(Source data)

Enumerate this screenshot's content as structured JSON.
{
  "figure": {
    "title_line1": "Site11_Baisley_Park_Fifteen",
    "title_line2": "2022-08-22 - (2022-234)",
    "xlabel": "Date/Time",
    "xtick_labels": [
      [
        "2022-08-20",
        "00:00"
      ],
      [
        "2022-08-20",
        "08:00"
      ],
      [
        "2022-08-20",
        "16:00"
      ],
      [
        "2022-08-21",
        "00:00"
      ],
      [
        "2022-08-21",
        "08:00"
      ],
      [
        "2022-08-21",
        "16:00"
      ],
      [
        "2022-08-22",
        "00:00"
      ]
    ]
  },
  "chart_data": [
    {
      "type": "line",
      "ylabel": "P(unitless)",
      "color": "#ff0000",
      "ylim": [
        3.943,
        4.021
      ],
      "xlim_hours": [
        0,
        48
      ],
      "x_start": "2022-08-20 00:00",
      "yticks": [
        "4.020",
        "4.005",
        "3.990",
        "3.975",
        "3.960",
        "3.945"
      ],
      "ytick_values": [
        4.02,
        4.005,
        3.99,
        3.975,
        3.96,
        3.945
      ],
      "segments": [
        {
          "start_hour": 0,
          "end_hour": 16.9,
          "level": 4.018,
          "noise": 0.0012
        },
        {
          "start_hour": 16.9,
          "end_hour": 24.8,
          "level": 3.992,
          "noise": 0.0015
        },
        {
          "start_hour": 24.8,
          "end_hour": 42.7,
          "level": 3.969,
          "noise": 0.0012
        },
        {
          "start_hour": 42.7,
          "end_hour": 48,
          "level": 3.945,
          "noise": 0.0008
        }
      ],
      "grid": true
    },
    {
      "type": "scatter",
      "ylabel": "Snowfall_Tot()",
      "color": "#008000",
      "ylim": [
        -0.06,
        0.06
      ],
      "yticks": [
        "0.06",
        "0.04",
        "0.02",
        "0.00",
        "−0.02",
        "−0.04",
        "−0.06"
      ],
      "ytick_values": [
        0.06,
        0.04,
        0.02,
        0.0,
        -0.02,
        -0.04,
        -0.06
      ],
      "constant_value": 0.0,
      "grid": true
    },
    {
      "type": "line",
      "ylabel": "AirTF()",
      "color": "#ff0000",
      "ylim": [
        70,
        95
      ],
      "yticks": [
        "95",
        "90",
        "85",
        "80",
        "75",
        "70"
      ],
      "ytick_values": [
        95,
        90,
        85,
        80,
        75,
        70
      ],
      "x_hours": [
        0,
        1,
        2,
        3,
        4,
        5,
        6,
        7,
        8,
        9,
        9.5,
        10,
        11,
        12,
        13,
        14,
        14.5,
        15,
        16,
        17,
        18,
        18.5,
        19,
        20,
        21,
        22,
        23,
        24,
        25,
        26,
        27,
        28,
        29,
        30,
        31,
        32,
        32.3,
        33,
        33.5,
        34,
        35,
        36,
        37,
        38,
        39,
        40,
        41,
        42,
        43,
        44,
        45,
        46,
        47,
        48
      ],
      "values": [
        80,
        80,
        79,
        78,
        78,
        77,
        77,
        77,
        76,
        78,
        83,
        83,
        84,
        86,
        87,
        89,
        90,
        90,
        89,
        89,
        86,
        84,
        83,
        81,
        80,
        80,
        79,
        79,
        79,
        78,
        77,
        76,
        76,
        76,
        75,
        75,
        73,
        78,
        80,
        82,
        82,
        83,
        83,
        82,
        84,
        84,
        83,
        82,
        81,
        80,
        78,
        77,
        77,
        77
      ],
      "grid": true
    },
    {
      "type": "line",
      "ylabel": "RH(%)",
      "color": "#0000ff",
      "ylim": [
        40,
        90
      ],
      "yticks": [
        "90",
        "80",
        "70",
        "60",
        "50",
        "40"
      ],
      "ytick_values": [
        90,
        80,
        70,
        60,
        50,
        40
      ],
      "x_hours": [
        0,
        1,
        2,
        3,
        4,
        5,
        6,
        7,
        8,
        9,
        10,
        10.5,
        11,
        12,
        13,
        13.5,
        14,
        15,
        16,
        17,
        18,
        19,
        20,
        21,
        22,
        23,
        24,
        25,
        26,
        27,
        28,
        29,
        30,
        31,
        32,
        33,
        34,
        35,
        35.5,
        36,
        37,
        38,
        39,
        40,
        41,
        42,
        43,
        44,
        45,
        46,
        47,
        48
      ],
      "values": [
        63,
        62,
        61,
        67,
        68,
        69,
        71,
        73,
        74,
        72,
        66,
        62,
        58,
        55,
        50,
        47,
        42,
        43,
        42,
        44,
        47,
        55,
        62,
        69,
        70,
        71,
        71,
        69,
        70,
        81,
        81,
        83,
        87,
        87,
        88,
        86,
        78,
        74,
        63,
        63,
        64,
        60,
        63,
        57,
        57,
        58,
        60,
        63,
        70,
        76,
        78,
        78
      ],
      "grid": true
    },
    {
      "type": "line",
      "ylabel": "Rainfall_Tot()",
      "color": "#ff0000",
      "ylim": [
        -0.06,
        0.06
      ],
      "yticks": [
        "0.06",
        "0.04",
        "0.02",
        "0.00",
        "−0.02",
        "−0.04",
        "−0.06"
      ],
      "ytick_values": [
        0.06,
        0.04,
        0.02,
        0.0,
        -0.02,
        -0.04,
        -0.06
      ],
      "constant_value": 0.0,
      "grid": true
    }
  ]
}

INSTRUCTIONS TO FOLLOW: Repeat each record in full; every line must match exactly.

SOLVED PROBLEM:
Enumerate this screenshot's content as structured JSON.
{
  "figure": {
    "title_line1": "Site11_Baisley_Park_Fifteen",
    "title_line2": "2022-08-22 - (2022-234)",
    "xlabel": "Date/Time",
    "xtick_labels": [
      [
        "2022-08-20",
        "00:00"
      ],
      [
        "2022-08-20",
        "08:00"
      ],
      [
        "2022-08-20",
        "16:00"
      ],
      [
        "2022-08-21",
        "00:00"
      ],
      [
        "2022-08-21",
        "08:00"
      ],
      [
        "2022-08-21",
        "16:00"
      ],
      [
        "2022-08-22",
        "00:00"
      ]
    ]
  },
  "chart_data": [
    {
      "type": "line",
      "ylabel": "P(unitless)",
      "color": "#ff0000",
      "ylim": [
        3.943,
        4.021
      ],
      "xlim_hours": [
        0,
        48
      ],
      "x_start": "2022-08-20 00:00",
      "yticks": [
        "4.020",
        "4.005",
        "3.990",
        "3.975",
        "3.960",
        "3.945"
      ],
      "ytick_values": [
        4.02,
        4.005,
        3.99,
        3.975,
        3.96,
        3.945
      ],
      "segments": [
        {
          "start_hour": 0,
          "end_hour": 16.9,
          "level": 4.018,
          "noise": 0.0012
        },
        {
          "start_hour": 16.9,
          "end_hour": 24.8,
          "level": 3.992,
          "noise": 0.0015
        },
        {
          "start_hour": 24.8,
          "end_hour": 42.7,
          "level": 3.969,
          "noise": 0.0012
        },
        {
          "start_hour": 42.7,
          "end_hour": 48,
          "level": 3.945,
          "noise": 0.0008
        }
      ],
      "grid": true
    },
    {
      "type": "scatter",
      "ylabel": "Snowfall_Tot()",
      "color": "#008000",
      "ylim": [
        -0.06,
        0.06
      ],
      "yticks": [
        "0.06",
        "0.04",
        "0.02",
        "0.00",
        "−0.02",
        "−0.04",
        "−0.06"
      ],
      "ytick_values": [
        0.06,
        0.04,
        0.02,
        0.0,
        -0.02,
        -0.04,
        -0.06
      ],
      "constant_value": 0.0,
      "grid": true
    },
    {
      "type": "line",
      "ylabel": "AirTF()",
      "color": "#ff0000",
      "ylim": [
        70,
        95
      ],
      "yticks": [
        "95",
        "90",
        "85",
        "80",
        "75",
        "70"
      ],
      "ytick_values": [
        95,
        90,
        85,
        80,
        75,
        70
      ],
      "x_hours": [
        0,
        1,
        2,
        3,
        4,
        5,
        6,
        7,
        8,
        9,
        9.5,
        10,
        11,
        12,
        13,
        14,
        14.5,
        15,
        16,
        17,
        18,
        18.5,
        19,
        20,
        21,
        22,
        23,
        24,
        25,
        26,
        27,
        28,
        29,
        30,
        31,
        32,
        32.3,
        33,
        33.5,
        34,
        35,
        36,
        37,
        38,
        39,
        40,
        41,
        42,
        43,
        44,
        45,
        46,
        47,
        48
      ],
      "values": [
        80,
        80,
        79,
        78,
        78,
        77,
        77,
        77,
        76,
        78,
        83,
        83,
        84,
        86,
        87,
        89,
        90,
        90,
        89,
        89,
        86,
        84,
        83,
        81,
        80,
        80,
        79,
        79,
        79,
        78,
        77,
        76,
        76,
        76,
        75,
        75,
        73,
        78,
        80,
        82,
        82,
        83,
        83,
        82,
        84,
        84,
        83,
        82,
        81,
        80,
        78,
        77,
        77,
        77
      ],
      "grid": true
    },
    {
      "type": "line",
      "ylabel": "RH(%)",
      "color": "#0000ff",
      "ylim": [
        40,
        90
      ],
      "yticks": [
        "90",
        "80",
        "70",
        "60",
        "50",
        "40"
      ],
      "ytick_values": [
        90,
        80,
        70,
        60,
        50,
        40
      ],
      "x_hours": [
        0,
        1,
        2,
        3,
        4,
        5,
        6,
        7,
        8,
        9,
        10,
        10.5,
        11,
        12,
        13,
        13.5,
        14,
        15,
        16,
        17,
        18,
        19,
        20,
        21,
        22,
        23,
        24,
        25,
        26,
        27,
        28,
        29,
        30,
        31,
        32,
        33,
        34,
        35,
        35.5,
        36,
        37,
        38,
        39,
        40,
        41,
        42,
        43,
        44,
        45,
        46,
        47,
        48
      ],
      "values": [
        63,
        62,
        61,
        67,
        68,
        69,
        71,
        73,
        74,
        72,
        66,
        62,
        58,
        55,
        50,
        47,
        42,
        43,
        42,
        44,
        47,
        55,
        62,
        69,
        70,
        71,
        71,
        69,
        70,
        81,
        81,
        83,
        87,
        87,
        88,
        86,
        78,
        74,
        63,
        63,
        64,
        60,
        63,
        57,
        57,
        58,
        60,
        63,
        70,
        76,
        78,
        78
      ],
      "grid": true
    },
    {
      "type": "line",
      "ylabel": "Rainfall_Tot()",
      "color": "#ff0000",
      "ylim": [
        -0.06,
        0.06
      ],
      "yticks": [
        "0.06",
        "0.04",
        "0.02",
        "0.00",
        "−0.02",
        "−0.04",
        "−0.06"
      ],
      "ytick_values": [
        0.06,
        0.04,
        0.02,
        0.0,
        -0.02,
        -0.04,
        -0.06
      ],
      "constant_value": 0.0,
      "grid": true
    }
  ]
}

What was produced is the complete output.